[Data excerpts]
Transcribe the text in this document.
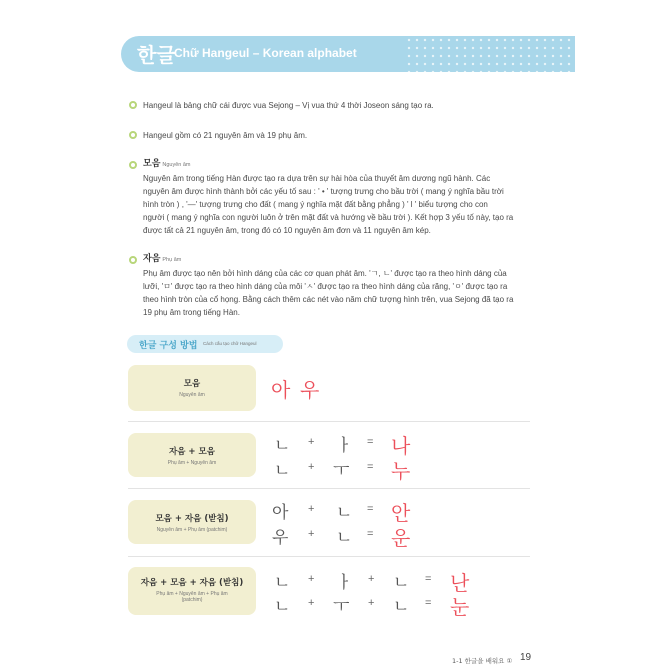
한글
Chữ Hangeul – Korean alphabet
Hangeul là bảng chữ cái được vua Sejong – Vị vua thứ 4 thời Joseon sáng tạo ra.
Hangeul gồm có 21 nguyên âm và 19 phụ âm.
모음 Nguyên âm
Nguyên âm trong tiếng Hàn được tạo ra dựa trên sự hài hòa của thuyết âm dương ngũ hành. Các
nguyên âm được hình thành bởi các yếu tố sau : ' • ' tượng trưng cho bầu trời ( mang ý nghĩa bầu trời
hình tròn ) , '—' tượng trưng cho đất ( mang ý nghĩa mặt đất bằng phẳng ) ' l ' biểu tượng cho con
người ( mang ý nghĩa con người luôn ở trên mặt đất và hướng về bầu trời ). Kết hợp 3 yếu tố này, tạo ra
được tất cả 21 nguyên âm, trong đó có 10 nguyên âm đơn và 11 nguyên âm kép.
자음 Phụ âm
Phụ âm được tạo nên bởi hình dáng của các cơ quan phát âm. 'ㄱ, ㄴ' được tạo ra theo hình dáng của
lưỡi, 'ㅁ' được tạo ra theo hình dáng của môi 'ㅅ' được tạo ra theo hình dáng của răng, 'ㅇ' được tạo ra
theo hình tròn của cổ họng. Bằng cách thêm các nét vào năm chữ tượng hình trên, vua Sejong đã tạo ra
19 phụ âm trong tiếng Hàn.
한글 구성 방법 Cách cấu tạo chữ Hangeul
모음
Nguyên âm	아 우
자음 + 모음
Phụ âm + Nguyên âm
ㄴ + ㅏ = 나
ㄴ + ㅜ = 누
모음 + 자음 (받침)
Nguyên âm + Phụ âm (patchim)
아 + ㄴ = 안
우 + ㄴ = 운
자음 + 모음 + 자음 (받침)
Phụ âm + Nguyên âm + Phụ âm (patchim)
ㄴ + ㅏ + ㄴ = 난
ㄴ + ㅜ + ㄴ = 눈
1-1 한글을 배워요 ① 19
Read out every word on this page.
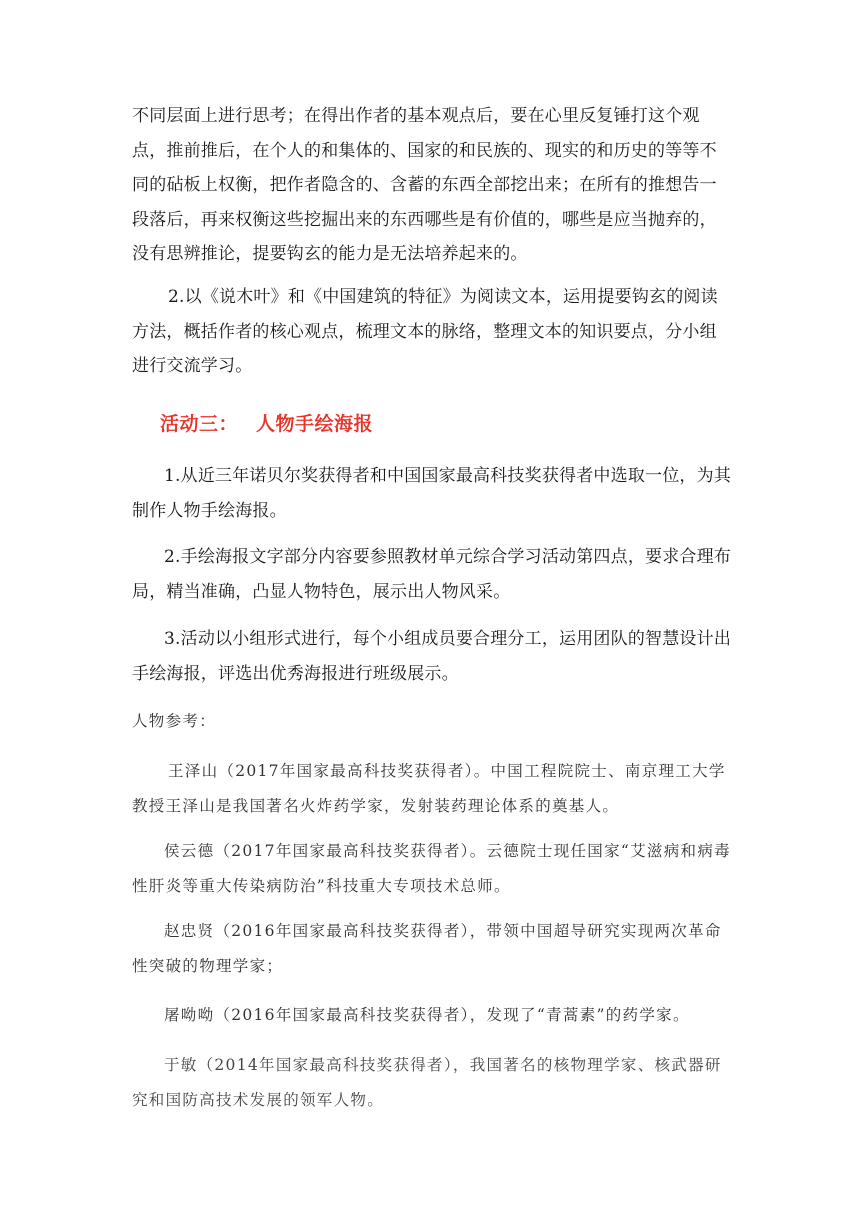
不同层面上进行思考；在得出作者的基本观点后，要在心里反复锤打这个观点，推前推后，在个人的和集体的、国家的和民族的、现实的和历史的等等不同的砧板上权衡，把作者隐含的、含蓄的东西全部挖出来；在所有的推想告一段落后，再来权衡这些挖掘出来的东西哪些是有价值的，哪些是应当抛弃的，没有思辨推论，提要钩玄的能力是无法培养起来的。

2.以《说木叶》和《中国建筑的特征》为阅读文本，运用提要钩玄的阅读方法，概括作者的核心观点，梳理文本的脉络，整理文本的知识要点，分小组进行交流学习。

活动三： 人物手绘海报

1.从近三年诺贝尔奖获得者和中国国家最高科技奖获得者中选取一位，为其制作人物手绘海报。

2.手绘海报文字部分内容要参照教材单元综合学习活动第四点，要求合理布局，精当准确，凸显人物特色，展示出人物风采。

3.活动以小组形式进行，每个小组成员要合理分工，运用团队的智慧设计出手绘海报，评选出优秀海报进行班级展示。

人物参考：

王泽山（2017年国家最高科技奖获得者）。中国工程院院士、南京理工大学教授王泽山是我国著名火炸药学家，发射装药理论体系的奠基人。

侯云德（2017年国家最高科技奖获得者）。云德院士现任国家“艾滋病和病毒性肝炎等重大传染病防治”科技重大专项技术总师。

赵忠贤（2016年国家最高科技奖获得者），带领中国超导研究实现两次革命性突破的物理学家；

屠呦呦（2016年国家最高科技奖获得者），发现了“青蒿素”的药学家。

于敏（2014年国家最高科技奖获得者），我国著名的核物理学家、核武器研究和国防高技术发展的领军人物。
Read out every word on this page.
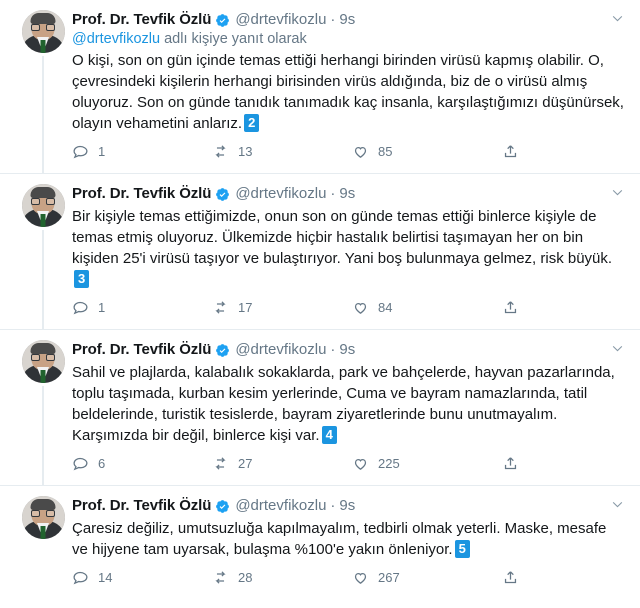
Prof. Dr. Tevfik Özlü @drtevfikozlu · 9s
@drtevfikozlu adlı kişiye yanıt olarak
O kişi, son on gün içinde temas ettiği herhangi birinden virüsü kapmış olabilir. O, çevresindeki kişilerin herhangi birisinden virüs aldığında, biz de o virüsü almış oluyoruz. Son on günde tanıdık tanımadık kaç insanla, karşılaştığımızı düşünürsek, olayın vehametini anlarız. 2
1	13	85
Prof. Dr. Tevfik Özlü @drtevfikozlu · 9s
Bir kişiyle temas ettiğimizde, onun son on günde temas ettiği binlerce kişiyle de temas etmiş oluyoruz. Ülkemizde hiçbir hastalık belirtisi taşımayan her on bin kişiden 25'i virüsü taşıyor ve bulaştırıyor. Yani boş bulunmaya gelmez, risk büyük.3
1	17	84
Prof. Dr. Tevfik Özlü @drtevfikozlu · 9s
Sahil ve plajlarda, kalabalık sokaklarda, park ve bahçelerde, hayvan pazarlarında, toplu taşımada, kurban kesim yerlerinde, Cuma ve bayram namazlarında, tatil beldelerinde, turistik tesislerde, bayram ziyaretlerinde bunu unutmayalım. Karşımızda bir değil, binlerce kişi var. 4
6	27	225
Prof. Dr. Tevfik Özlü @drtevfikozlu · 9s
Çaresiz değiliz, umutsuzluğa kapılmayalım, tedbirli olmak yeterli. Maske, mesafe ve hijyene tam uyarsak, bulaşma %100'e yakın önleniyor. 5
14	28	267
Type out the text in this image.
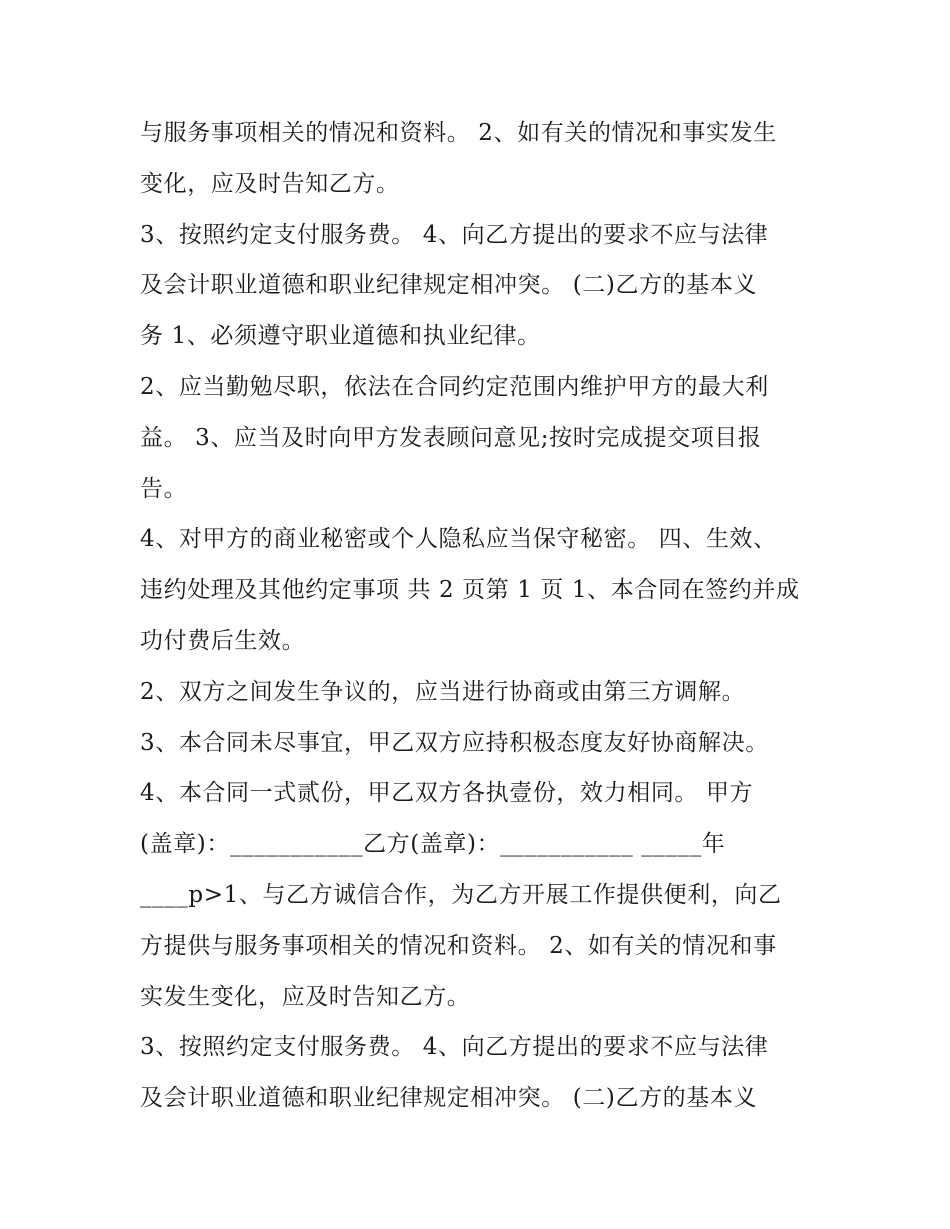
与服务事项相关的情况和资料。 2、如有关的情况和事实发生
变化，应及时告知乙方。
3、按照约定支付服务费。 4、向乙方提出的要求不应与法律
及会计职业道德和职业纪律规定相冲突。 (二)乙方的基本义
务 1、必须遵守职业道德和执业纪律。
2、应当勤勉尽职，依法在合同约定范围内维护甲方的最大利
益。 3、应当及时向甲方发表顾问意见;按时完成提交项目报
告。
4、对甲方的商业秘密或个人隐私应当保守秘密。 四、生效、
违约处理及其他约定事项 共 2 页第 1 页 1、本合同在签约并成
功付费后生效。
2、双方之间发生争议的，应当进行协商或由第三方调解。
3、本合同未尽事宜，甲乙双方应持积极态度友好协商解决。
4、本合同一式贰份，甲乙双方各执壹份，效力相同。 甲方
(盖章)：___________乙方(盖章)：___________ _____年
____p>1、与乙方诚信合作，为乙方开展工作提供便利，向乙
方提供与服务事项相关的情况和资料。 2、如有关的情况和事
实发生变化，应及时告知乙方。
3、按照约定支付服务费。 4、向乙方提出的要求不应与法律
及会计职业道德和职业纪律规定相冲突。 (二)乙方的基本义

### WORK INSTRUCTIONS
Transcribe the whole listing exactly. Pictures stay out of your copy.

### EXPECTED ANSWER
Transcribe the text in this document.
한글
Chữ Hangeul – Korean alphabet
Hangeul là bảng chữ cái được vua Sejong – Vị vua thứ 4 thời Joseon sáng tạo ra.
Hangeul gồm có 21 nguyên âm và 19 phụ âm.
모음 Nguyên âm
Nguyên âm trong tiếng Hàn được tạo ra dựa trên sự hài hòa của thuyết âm dương ngũ hành. Các
nguyên âm được hình thành bởi các yếu tố sau : ' • ' tượng trưng cho bầu trời ( mang ý nghĩa bầu trời
hình tròn ) , '—' tượng trưng cho đất ( mang ý nghĩa mặt đất bằng phẳng ) ' l ' biểu tượng cho con
người ( mang ý nghĩa con người luôn ở trên mặt đất và hướng về bầu trời ). Kết hợp 3 yếu tố này, tạo ra
được tất cả 21 nguyên âm, trong đó có 10 nguyên âm đơn và 11 nguyên âm kép.
자음 Phụ âm
Phụ âm được tạo nên bởi hình dáng của các cơ quan phát âm. 'ㄱ, ㄴ' được tạo ra theo hình dáng của
lưỡi, 'ㅁ' được tạo ra theo hình dáng của môi 'ㅅ' được tạo ra theo hình dáng của răng, 'ㅇ' được tạo ra
theo hình tròn của cổ họng. Bằng cách thêm các nét vào năm chữ tượng hình trên, vua Sejong đã tạo ra
19 phụ âm trong tiếng Hàn.
한글 구성 방법 Cách cấu tạo chữ Hangeul
모음
Nguyên âm	아 우
자음 + 모음
Phụ âm + Nguyên âm
ㄴ + ㅏ = 나
ㄴ + ㅜ = 누
모음 + 자음 (받침)
Nguyên âm + Phụ âm (patchim)
아 + ㄴ = 안
우 + ㄴ = 운
자음 + 모음 + 자음 (받침)
Phụ âm + Nguyên âm + Phụ âm (patchim)
ㄴ + ㅏ + ㄴ = 난
ㄴ + ㅜ + ㄴ = 눈
1-1 한글을 배워요 ① 19
Read out every word on this page.
不同层面上进行思考；在得出作者的基本观点后，要在心里反复锤打这个观点，推前推后，在个人的和集体的、国家的和民族的、现实的和历史的等等不同的砧板上权衡，把作者隐含的、含蓄的东西全部挖出来；在所有的推想告一段落后，再来权衡这些挖掘出来的东西哪些是有价值的，哪些是应当抛弃的，没有思辨推论，提要钩玄的能力是无法培养起来的。

2.以《说木叶》和《中国建筑的特征》为阅读文本，运用提要钩玄的阅读方法，概括作者的核心观点，梳理文本的脉络，整理文本的知识要点，分小组进行交流学习。

活动三： 人物手绘海报

1.从近三年诺贝尔奖获得者和中国国家最高科技奖获得者中选取一位，为其制作人物手绘海报。

2.手绘海报文字部分内容要参照教材单元综合学习活动第四点，要求合理布局，精当准确，凸显人物特色，展示出人物风采。

3.活动以小组形式进行，每个小组成员要合理分工，运用团队的智慧设计出手绘海报，评选出优秀海报进行班级展示。

人物参考：

王泽山（2017年国家最高科技奖获得者）。中国工程院院士、南京理工大学教授王泽山是我国著名火炸药学家，发射装药理论体系的奠基人。

侯云德（2017年国家最高科技奖获得者）。云德院士现任国家“艾滋病和病毒性肝炎等重大传染病防治”科技重大专项技术总师。

赵忠贤（2016年国家最高科技奖获得者），带领中国超导研究实现两次革命性突破的物理学家；

屠呦呦（2016年国家最高科技奖获得者），发现了“青蒿素”的药学家。

于敏（2014年国家最高科技奖获得者），我国著名的核物理学家、核武器研究和国防高技术发展的领军人物。
Read out every word on this page.
Prof. Dr. Tevfik Özlü @drtevfikozlu · 9s
@drtevfikozlu adlı kişiye yanıt olarak
O kişi, son on gün içinde temas ettiği herhangi birinden virüsü kapmış olabilir. O, çevresindeki kişilerin herhangi birisinden virüs aldığında, biz de o virüsü almış oluyoruz. Son on günde tanıdık tanımadık kaç insanla, karşılaştığımızı düşünürsek, olayın vehametini anlarız. 2
1	13	85
Prof. Dr. Tevfik Özlü @drtevfikozlu · 9s
Bir kişiyle temas ettiğimizde, onun son on günde temas ettiği binlerce kişiyle de temas etmiş oluyoruz. Ülkemizde hiçbir hastalık belirtisi taşımayan her on bin kişiden 25'i virüsü taşıyor ve bulaştırıyor. Yani boş bulunmaya gelmez, risk büyük.3
1	17	84
Prof. Dr. Tevfik Özlü @drtevfikozlu · 9s
Sahil ve plajlarda, kalabalık sokaklarda, park ve bahçelerde, hayvan pazarlarında, toplu taşımada, kurban kesim yerlerinde, Cuma ve bayram namazlarında, tatil beldelerinde, turistik tesislerde, bayram ziyaretlerinde bunu unutmayalım. Karşımızda bir değil, binlerce kişi var. 4
6	27	225
Prof. Dr. Tevfik Özlü @drtevfikozlu · 9s
Çaresiz değiliz, umutsuzluğa kapılmayalım, tedbirli olmak yeterli. Maske, mesafe ve hijyene tam uyarsak, bulaşma %100'e yakın önleniyor. 5
14	28	267
Type out the text in this image.
与服务事项相关的情况和资料。 2、如有关的情况和事实发生
变化，应及时告知乙方。
3、按照约定支付服务费。 4、向乙方提出的要求不应与法律
及会计职业道德和职业纪律规定相冲突。 (二)乙方的基本义
务 1、必须遵守职业道德和执业纪律。
2、应当勤勉尽职，依法在合同约定范围内维护甲方的最大利
益。 3、应当及时向甲方发表顾问意见;按时完成提交项目报
告。
4、对甲方的商业秘密或个人隐私应当保守秘密。 四、生效、
违约处理及其他约定事项 共 2 页第 1 页 1、本合同在签约并成
功付费后生效。
2、双方之间发生争议的，应当进行协商或由第三方调解。
3、本合同未尽事宜，甲乙双方应持积极态度友好协商解决。
4、本合同一式贰份，甲乙双方各执壹份，效力相同。 甲方
(盖章)：___________乙方(盖章)：___________ _____年
____p>1、与乙方诚信合作，为乙方开展工作提供便利，向乙
方提供与服务事项相关的情况和资料。 2、如有关的情况和事
实发生变化，应及时告知乙方。
3、按照约定支付服务费。 4、向乙方提出的要求不应与法律
及会计职业道德和职业纪律规定相冲突。 (二)乙方的基本义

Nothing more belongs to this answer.